-------- Material for this task --------

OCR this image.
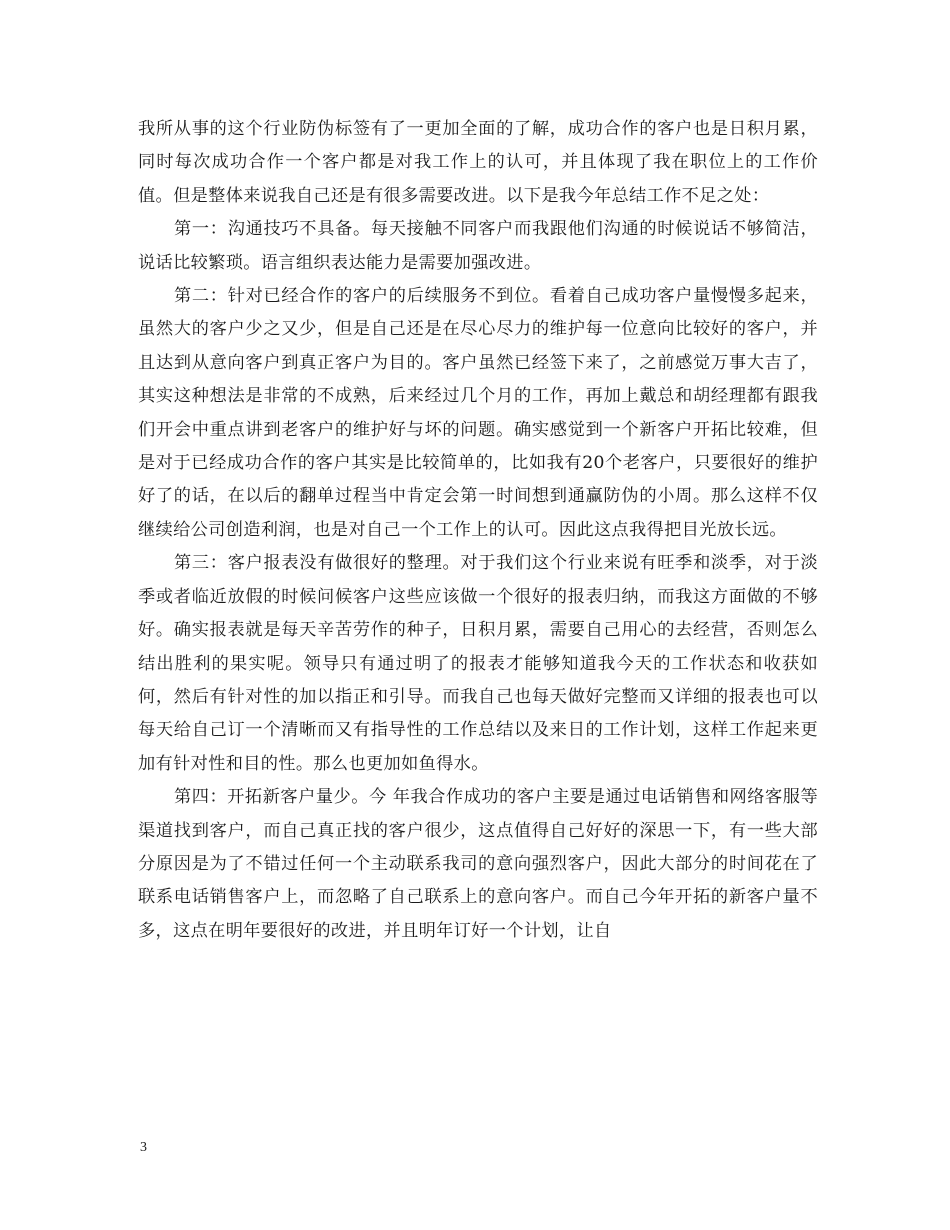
我所从事的这个行业防伪标签有了一更加全面的了解，成功合作的客户也是日积月累，同时每次成功合作一个客户都是对我工作上的认可，并且体现了我在职位上的工作价值。但是整体来说我自己还是有很多需要改进。以下是我今年总结工作不足之处：

第一：沟通技巧不具备。每天接触不同客户而我跟他们沟通的时候说话不够简洁，说话比较繁琐。语言组织表达能力是需要加强改进。

第二：针对已经合作的客户的后续服务不到位。看着自己成功客户量慢慢多起来，虽然大的客户少之又少，但是自己还是在尽心尽力的维护每一位意向比较好的客户，并且达到从意向客户到真正客户为目的。客户虽然已经签下来了，之前感觉万事大吉了，其实这种想法是非常的不成熟，后来经过几个月的工作，再加上戴总和胡经理都有跟我们开会中重点讲到老客户的维护好与坏的问题。确实感觉到一个新客户开拓比较难，但是对于已经成功合作的客户其实是比较简单的，比如我有20个老客户，只要很好的维护好了的话，在以后的翻单过程当中肯定会第一时间想到通赢防伪的小周。那么这样不仅继续给公司创造利润，也是对自己一个工作上的认可。因此这点我得把目光放长远。

第三：客户报表没有做很好的整理。对于我们这个行业来说有旺季和淡季，对于淡季或者临近放假的时候问候客户这些应该做一个很好的报表归纳，而我这方面做的不够好。确实报表就是每天辛苦劳作的种子，日积月累，需要自己用心的去经营，否则怎么结出胜利的果实呢。领导只有通过明了的报表才能够知道我今天的工作状态和收获如何，然后有针对性的加以指正和引导。而我自己也每天做好完整而又详细的报表也可以每天给自己订一个清晰而又有指导性的工作总结以及来日的工作计划，这样工作起来更加有针对性和目的性。那么也更加如鱼得水。

第四：开拓新客户量少。今 年我合作成功的客户主要是通过电话销售和网络客服等渠道找到客户，而自己真正找的客户很少，这点值得自己好好的深思一下，有一些大部分原因是为了不错过任何一个主动联系我司的意向强烈客户，因此大部分的时间花在了联系电话销售客户上，而忽略了自己联系上的意向客户。而自己今年开拓的新客户量不多，这点在明年要很好的改进，并且明年订好一个计划，让自

3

--------

Please repeat the entries exactly. Do not include the pictures.

OCR this image.
我所从事的这个行业防伪标签有了一更加全面的了解，成功合作的客户也是日积月累，同时每次成功合作一个客户都是对我工作上的认可，并且体现了我在职位上的工作价值。但是整体来说我自己还是有很多需要改进。以下是我今年总结工作不足之处：

第一：沟通技巧不具备。每天接触不同客户而我跟他们沟通的时候说话不够简洁，说话比较繁琐。语言组织表达能力是需要加强改进。

第二：针对已经合作的客户的后续服务不到位。看着自己成功客户量慢慢多起来，虽然大的客户少之又少，但是自己还是在尽心尽力的维护每一位意向比较好的客户，并且达到从意向客户到真正客户为目的。客户虽然已经签下来了，之前感觉万事大吉了，其实这种想法是非常的不成熟，后来经过几个月的工作，再加上戴总和胡经理都有跟我们开会中重点讲到老客户的维护好与坏的问题。确实感觉到一个新客户开拓比较难，但是对于已经成功合作的客户其实是比较简单的，比如我有20个老客户，只要很好的维护好了的话，在以后的翻单过程当中肯定会第一时间想到通赢防伪的小周。那么这样不仅继续给公司创造利润，也是对自己一个工作上的认可。因此这点我得把目光放长远。

第三：客户报表没有做很好的整理。对于我们这个行业来说有旺季和淡季，对于淡季或者临近放假的时候问候客户这些应该做一个很好的报表归纳，而我这方面做的不够好。确实报表就是每天辛苦劳作的种子，日积月累，需要自己用心的去经营，否则怎么结出胜利的果实呢。领导只有通过明了的报表才能够知道我今天的工作状态和收获如何，然后有针对性的加以指正和引导。而我自己也每天做好完整而又详细的报表也可以每天给自己订一个清晰而又有指导性的工作总结以及来日的工作计划，这样工作起来更加有针对性和目的性。那么也更加如鱼得水。

第四：开拓新客户量少。今 年我合作成功的客户主要是通过电话销售和网络客服等渠道找到客户，而自己真正找的客户很少，这点值得自己好好的深思一下，有一些大部分原因是为了不错过任何一个主动联系我司的意向强烈客户，因此大部分的时间花在了联系电话销售客户上，而忽略了自己联系上的意向客户。而自己今年开拓的新客户量不多，这点在明年要很好的改进，并且明年订好一个计划，让自

3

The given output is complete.